— begin Extracted material —

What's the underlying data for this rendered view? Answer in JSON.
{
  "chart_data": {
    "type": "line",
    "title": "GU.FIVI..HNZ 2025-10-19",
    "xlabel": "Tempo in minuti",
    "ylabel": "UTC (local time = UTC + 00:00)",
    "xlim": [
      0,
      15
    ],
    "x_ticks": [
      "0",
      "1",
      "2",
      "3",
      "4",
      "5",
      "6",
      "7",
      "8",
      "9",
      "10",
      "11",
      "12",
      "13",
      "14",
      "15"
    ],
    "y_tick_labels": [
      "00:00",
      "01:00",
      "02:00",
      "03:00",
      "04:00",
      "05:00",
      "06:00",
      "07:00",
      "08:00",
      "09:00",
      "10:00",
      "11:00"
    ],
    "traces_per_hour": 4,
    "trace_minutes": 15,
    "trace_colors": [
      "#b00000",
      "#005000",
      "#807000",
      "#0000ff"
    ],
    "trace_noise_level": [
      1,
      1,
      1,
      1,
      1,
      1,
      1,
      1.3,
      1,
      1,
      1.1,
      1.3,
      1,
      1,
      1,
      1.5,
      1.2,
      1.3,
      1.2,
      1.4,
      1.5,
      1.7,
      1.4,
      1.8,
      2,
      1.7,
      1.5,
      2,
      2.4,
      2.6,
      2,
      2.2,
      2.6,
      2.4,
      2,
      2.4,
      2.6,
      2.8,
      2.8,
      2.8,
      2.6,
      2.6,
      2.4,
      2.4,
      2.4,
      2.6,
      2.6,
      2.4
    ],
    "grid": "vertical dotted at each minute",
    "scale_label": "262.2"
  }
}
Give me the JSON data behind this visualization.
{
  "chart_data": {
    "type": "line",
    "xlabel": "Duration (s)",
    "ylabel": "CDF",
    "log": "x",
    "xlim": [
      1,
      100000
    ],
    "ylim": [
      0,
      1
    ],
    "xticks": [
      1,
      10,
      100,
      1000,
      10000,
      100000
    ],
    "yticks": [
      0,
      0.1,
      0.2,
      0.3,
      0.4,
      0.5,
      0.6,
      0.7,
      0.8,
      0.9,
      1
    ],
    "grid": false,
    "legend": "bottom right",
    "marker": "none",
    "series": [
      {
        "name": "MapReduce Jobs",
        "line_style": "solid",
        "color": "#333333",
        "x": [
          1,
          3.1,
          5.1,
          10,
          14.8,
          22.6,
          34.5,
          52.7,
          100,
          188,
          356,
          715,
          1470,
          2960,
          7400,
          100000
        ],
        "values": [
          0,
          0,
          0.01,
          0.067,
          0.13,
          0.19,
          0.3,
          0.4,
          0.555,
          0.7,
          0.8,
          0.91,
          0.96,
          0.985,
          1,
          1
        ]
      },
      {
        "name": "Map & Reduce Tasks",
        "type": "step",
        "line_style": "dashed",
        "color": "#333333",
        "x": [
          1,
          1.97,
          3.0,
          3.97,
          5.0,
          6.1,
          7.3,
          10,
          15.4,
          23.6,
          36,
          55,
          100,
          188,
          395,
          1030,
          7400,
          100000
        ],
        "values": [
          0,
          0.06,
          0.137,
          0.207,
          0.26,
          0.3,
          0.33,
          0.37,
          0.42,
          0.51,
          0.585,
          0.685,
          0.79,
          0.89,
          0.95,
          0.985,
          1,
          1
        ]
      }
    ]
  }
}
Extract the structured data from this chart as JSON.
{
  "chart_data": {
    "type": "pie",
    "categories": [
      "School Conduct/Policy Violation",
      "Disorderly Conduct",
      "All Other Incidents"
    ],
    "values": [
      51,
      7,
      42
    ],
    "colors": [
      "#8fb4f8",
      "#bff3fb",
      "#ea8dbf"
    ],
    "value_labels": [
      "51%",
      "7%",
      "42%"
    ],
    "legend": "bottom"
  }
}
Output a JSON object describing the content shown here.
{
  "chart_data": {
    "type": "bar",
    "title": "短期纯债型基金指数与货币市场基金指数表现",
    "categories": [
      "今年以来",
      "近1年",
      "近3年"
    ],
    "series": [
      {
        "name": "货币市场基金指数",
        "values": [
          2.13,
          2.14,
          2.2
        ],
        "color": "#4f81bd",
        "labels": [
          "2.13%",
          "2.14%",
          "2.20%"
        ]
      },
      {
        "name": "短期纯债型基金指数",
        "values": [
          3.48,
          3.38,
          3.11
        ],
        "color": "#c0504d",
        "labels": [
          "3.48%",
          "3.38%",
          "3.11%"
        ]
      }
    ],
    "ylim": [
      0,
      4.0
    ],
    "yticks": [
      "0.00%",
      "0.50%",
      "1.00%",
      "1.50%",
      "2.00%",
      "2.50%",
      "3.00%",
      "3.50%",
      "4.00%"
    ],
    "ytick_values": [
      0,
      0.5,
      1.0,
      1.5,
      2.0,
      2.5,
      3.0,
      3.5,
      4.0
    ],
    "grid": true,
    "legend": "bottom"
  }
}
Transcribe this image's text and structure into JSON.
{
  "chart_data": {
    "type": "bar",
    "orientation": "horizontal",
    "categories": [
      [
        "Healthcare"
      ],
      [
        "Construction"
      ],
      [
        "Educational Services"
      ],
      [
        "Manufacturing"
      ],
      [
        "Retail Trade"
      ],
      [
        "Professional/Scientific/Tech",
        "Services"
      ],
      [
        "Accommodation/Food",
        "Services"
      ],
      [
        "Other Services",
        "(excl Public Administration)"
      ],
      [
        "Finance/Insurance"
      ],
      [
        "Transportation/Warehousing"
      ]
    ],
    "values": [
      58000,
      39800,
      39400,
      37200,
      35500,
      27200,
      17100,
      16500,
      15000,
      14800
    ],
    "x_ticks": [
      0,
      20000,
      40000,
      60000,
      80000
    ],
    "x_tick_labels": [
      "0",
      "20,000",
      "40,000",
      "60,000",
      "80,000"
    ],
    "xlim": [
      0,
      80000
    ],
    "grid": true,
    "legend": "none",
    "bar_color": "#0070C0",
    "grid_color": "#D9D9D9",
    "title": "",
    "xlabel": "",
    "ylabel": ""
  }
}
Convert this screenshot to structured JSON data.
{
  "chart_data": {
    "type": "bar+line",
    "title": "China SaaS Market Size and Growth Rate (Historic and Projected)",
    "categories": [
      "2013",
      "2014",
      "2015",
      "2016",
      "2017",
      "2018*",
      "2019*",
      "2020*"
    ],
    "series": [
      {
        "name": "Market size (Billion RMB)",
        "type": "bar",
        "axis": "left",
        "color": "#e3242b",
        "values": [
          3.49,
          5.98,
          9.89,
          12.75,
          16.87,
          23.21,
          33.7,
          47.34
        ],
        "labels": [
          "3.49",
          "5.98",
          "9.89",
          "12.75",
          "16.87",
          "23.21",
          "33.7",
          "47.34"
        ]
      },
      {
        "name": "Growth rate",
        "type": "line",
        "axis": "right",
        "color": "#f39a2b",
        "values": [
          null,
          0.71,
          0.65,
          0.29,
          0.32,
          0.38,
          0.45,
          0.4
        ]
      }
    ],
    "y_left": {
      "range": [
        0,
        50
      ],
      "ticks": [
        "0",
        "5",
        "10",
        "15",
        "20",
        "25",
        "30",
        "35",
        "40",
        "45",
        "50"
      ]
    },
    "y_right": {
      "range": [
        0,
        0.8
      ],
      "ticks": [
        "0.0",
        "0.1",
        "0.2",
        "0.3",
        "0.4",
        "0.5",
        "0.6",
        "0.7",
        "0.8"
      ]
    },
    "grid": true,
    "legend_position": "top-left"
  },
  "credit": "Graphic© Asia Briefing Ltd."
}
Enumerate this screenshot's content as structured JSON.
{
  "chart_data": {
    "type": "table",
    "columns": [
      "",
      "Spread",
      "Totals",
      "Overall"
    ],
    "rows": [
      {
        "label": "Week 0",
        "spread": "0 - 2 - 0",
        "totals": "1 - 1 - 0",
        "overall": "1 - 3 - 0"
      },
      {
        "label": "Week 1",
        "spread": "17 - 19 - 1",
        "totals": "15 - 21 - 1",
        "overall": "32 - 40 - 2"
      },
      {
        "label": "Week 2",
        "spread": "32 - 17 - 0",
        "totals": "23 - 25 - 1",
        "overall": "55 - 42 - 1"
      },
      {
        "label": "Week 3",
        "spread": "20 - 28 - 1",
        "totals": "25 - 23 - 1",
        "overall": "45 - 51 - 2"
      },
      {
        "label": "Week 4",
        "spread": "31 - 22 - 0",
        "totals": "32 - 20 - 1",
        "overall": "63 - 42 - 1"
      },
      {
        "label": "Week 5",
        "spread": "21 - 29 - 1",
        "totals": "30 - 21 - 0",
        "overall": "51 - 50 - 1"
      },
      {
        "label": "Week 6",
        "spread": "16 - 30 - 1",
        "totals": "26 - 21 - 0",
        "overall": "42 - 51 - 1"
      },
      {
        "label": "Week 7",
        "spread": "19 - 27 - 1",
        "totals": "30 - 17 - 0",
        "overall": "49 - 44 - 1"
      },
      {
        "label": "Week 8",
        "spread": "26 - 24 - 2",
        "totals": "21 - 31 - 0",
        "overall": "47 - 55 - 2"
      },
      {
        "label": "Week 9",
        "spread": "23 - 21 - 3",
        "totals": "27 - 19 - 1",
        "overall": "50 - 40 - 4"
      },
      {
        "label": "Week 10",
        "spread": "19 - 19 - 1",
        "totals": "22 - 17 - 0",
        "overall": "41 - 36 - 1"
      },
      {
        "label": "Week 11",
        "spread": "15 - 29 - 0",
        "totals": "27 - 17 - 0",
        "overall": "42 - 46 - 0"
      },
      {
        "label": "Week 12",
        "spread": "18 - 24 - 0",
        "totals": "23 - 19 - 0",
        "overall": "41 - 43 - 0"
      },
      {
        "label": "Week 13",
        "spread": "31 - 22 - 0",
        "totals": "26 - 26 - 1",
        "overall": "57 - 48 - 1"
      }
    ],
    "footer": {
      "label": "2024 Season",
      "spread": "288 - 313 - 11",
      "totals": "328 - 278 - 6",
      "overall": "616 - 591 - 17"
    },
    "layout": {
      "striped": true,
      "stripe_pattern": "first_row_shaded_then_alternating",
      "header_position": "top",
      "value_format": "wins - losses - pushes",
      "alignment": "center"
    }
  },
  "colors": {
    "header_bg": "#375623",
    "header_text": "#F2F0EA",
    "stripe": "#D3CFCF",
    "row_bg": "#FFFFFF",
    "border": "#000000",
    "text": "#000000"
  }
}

— end Extracted material —

● Task statement
Search the data above for the word "ylabel", then gather each line in which it appears.

● Reply to the task
    "ylabel": "UTC (local time = UTC + 00:00)",
    "ylabel": "CDF",
    "ylabel": ""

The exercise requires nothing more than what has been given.